-- start of GIVEN RECORDS --

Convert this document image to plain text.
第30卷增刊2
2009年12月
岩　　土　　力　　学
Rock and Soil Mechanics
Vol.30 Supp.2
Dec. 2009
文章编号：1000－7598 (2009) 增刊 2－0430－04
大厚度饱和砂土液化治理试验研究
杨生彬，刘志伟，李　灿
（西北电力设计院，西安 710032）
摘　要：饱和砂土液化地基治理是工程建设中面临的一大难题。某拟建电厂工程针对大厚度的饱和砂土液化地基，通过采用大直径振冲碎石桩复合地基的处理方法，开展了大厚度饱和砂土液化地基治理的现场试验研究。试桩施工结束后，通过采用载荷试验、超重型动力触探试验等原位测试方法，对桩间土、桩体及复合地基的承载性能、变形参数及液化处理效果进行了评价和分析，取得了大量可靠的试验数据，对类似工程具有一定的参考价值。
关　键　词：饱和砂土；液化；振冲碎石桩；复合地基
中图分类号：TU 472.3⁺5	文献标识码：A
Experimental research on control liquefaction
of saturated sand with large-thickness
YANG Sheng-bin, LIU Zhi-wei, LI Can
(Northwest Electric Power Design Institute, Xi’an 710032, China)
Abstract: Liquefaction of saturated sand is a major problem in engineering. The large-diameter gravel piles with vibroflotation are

-- end of GIVEN RECORDS --
-- start of GIVEN RECORDS --

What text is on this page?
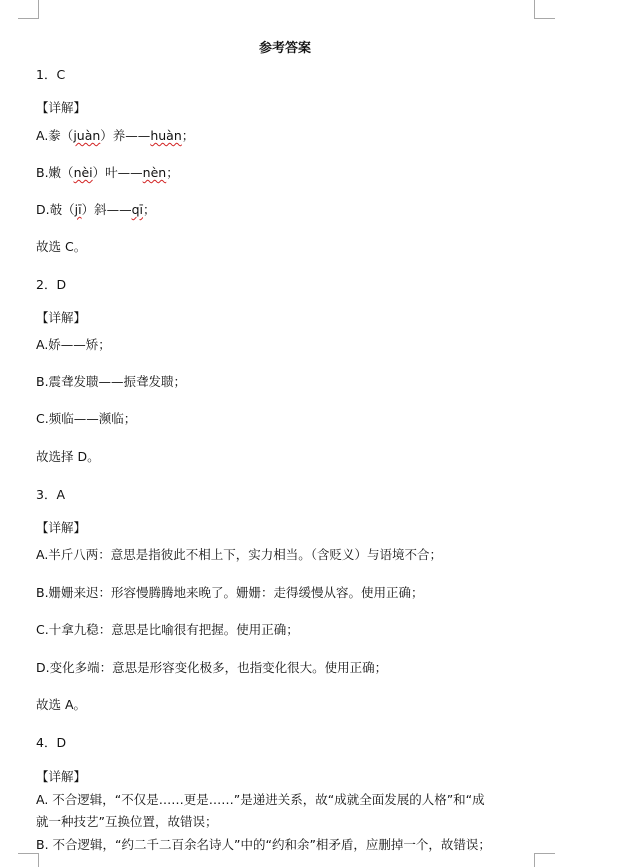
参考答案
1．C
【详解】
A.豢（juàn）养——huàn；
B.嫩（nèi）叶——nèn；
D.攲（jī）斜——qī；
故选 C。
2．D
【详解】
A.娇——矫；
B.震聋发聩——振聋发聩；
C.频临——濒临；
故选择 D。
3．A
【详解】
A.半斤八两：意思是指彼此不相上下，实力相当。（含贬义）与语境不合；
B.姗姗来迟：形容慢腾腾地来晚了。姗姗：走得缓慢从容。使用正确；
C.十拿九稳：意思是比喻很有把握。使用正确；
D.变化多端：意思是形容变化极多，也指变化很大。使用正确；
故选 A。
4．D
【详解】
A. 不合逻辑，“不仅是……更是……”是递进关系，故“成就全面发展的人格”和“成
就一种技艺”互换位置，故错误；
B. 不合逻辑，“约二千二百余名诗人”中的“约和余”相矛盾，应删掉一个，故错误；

-- end of GIVEN RECORDS --

▸ **PROBLEM DESCRIPTION**
Extract all lines containing the word "text".

▸ **THE OUTPUT**
Convert this document image to plain text.
What text is on this page?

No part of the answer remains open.